Start Dataset records

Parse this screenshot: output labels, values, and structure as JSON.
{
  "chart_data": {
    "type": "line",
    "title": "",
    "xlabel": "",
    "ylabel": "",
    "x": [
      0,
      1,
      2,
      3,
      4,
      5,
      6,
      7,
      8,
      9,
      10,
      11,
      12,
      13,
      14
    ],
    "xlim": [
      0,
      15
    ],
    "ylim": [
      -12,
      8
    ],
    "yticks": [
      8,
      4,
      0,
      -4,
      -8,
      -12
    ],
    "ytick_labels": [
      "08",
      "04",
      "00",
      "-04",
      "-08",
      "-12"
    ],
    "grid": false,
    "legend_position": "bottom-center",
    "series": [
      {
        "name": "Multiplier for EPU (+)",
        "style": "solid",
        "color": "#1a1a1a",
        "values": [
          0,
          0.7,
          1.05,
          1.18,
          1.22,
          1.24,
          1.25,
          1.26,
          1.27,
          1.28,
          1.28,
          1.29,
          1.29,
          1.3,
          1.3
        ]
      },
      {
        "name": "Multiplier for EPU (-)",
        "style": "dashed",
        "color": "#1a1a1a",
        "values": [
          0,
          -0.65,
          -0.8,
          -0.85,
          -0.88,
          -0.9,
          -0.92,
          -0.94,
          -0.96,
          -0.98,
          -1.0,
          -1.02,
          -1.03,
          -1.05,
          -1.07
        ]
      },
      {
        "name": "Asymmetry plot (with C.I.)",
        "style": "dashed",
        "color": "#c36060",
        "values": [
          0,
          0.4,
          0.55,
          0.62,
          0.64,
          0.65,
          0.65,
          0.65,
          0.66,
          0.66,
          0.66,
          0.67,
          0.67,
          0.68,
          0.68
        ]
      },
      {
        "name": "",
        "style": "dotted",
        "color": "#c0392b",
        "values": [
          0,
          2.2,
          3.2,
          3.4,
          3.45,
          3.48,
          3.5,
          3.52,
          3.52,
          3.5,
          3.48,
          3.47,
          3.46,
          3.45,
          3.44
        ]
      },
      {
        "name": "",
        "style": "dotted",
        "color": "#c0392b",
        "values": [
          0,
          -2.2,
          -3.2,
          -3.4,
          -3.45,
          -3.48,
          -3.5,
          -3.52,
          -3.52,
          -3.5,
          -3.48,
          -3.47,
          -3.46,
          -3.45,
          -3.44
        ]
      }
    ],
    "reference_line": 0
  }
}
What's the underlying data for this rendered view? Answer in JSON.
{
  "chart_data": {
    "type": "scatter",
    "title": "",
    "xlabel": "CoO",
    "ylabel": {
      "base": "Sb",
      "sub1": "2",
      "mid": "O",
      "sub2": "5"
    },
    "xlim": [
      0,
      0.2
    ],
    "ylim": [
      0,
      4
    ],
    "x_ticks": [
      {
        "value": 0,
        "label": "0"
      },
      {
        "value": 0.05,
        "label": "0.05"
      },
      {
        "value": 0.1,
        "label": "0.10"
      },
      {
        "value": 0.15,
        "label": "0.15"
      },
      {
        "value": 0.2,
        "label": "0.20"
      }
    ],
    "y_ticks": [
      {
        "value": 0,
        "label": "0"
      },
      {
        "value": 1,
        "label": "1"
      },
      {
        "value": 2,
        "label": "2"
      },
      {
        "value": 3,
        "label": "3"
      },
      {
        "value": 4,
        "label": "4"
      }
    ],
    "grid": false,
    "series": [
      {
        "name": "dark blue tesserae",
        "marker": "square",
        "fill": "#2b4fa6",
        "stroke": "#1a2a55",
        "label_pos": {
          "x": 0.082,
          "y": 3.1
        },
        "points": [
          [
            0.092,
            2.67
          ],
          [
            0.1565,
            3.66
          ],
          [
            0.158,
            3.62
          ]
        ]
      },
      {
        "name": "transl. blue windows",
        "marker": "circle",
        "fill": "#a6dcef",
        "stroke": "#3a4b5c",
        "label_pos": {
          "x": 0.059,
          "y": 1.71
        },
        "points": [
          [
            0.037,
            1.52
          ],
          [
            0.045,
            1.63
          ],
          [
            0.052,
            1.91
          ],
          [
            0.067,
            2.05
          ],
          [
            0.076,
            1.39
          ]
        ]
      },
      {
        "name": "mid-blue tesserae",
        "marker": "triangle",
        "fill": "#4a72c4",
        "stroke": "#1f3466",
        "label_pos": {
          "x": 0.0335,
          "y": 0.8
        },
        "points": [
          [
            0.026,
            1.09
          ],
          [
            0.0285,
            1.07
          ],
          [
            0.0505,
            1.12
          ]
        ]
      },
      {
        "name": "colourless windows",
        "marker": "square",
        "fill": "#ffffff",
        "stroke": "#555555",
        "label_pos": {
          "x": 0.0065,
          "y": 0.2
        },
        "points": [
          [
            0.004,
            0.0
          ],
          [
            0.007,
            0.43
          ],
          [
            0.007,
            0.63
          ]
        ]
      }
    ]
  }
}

End Dataset records

Work out how many lines in the records above contain the word "windows", and give only that number.

2